**WORK INSTRUCTIONS**
Show every line of the records that contains the string "tooltip", treating uppercase and lowercase as distinct.
====== TASK INPUTS ======
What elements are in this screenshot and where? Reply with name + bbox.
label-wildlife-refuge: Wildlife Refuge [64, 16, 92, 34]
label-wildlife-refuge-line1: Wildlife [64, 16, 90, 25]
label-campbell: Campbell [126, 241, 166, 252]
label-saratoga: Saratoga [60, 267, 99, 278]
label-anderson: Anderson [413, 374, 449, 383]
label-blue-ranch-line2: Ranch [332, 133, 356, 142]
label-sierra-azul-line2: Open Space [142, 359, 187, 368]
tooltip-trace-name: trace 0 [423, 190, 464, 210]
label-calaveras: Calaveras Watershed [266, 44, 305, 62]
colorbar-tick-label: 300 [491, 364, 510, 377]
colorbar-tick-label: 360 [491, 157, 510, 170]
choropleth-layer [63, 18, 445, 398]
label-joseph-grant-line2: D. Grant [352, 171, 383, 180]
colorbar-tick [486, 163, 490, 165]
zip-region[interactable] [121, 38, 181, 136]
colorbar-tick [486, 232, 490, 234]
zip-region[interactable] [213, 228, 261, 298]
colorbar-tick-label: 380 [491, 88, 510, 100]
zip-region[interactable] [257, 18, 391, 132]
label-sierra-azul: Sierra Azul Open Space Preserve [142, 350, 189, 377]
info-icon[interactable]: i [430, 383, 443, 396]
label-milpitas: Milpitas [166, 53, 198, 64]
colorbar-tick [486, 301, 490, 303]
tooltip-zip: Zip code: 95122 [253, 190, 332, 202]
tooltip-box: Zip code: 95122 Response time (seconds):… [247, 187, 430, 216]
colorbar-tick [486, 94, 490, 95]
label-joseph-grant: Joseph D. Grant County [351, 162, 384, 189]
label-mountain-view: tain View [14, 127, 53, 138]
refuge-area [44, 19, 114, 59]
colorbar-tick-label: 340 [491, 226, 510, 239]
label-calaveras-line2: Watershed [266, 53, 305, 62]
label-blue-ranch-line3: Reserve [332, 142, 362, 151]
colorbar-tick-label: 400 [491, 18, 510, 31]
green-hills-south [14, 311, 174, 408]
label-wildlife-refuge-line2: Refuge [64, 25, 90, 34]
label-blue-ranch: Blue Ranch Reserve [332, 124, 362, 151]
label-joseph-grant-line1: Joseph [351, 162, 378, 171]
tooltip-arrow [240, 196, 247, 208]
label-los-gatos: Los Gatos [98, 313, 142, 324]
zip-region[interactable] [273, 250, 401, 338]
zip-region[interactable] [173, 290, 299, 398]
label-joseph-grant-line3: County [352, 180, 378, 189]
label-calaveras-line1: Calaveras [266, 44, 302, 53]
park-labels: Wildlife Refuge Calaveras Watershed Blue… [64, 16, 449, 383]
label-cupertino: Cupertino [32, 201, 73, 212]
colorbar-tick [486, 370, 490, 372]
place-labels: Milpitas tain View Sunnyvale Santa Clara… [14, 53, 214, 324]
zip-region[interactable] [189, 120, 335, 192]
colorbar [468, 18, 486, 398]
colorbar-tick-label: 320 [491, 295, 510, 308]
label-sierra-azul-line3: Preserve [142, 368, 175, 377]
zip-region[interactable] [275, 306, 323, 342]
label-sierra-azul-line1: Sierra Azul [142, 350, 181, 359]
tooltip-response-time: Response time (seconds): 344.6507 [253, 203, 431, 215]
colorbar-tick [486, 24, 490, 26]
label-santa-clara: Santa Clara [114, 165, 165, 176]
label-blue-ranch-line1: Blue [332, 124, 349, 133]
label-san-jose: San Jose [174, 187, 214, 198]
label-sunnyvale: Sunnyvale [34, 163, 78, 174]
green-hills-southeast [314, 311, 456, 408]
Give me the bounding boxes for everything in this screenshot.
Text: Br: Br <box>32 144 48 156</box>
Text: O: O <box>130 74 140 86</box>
======
**RESPONSE BELOW**
tooltip-trace-name: trace 0 [423, 190, 464, 210]
tooltip-zip: Zip code: 95122 [253, 190, 332, 202]
tooltip-box: Zip code: 95122 Response time (seconds):… [247, 187, 430, 216]
tooltip-arrow [240, 196, 247, 208]
tooltip-response-time: Response time (seconds): 344.6507 [253, 203, 431, 215]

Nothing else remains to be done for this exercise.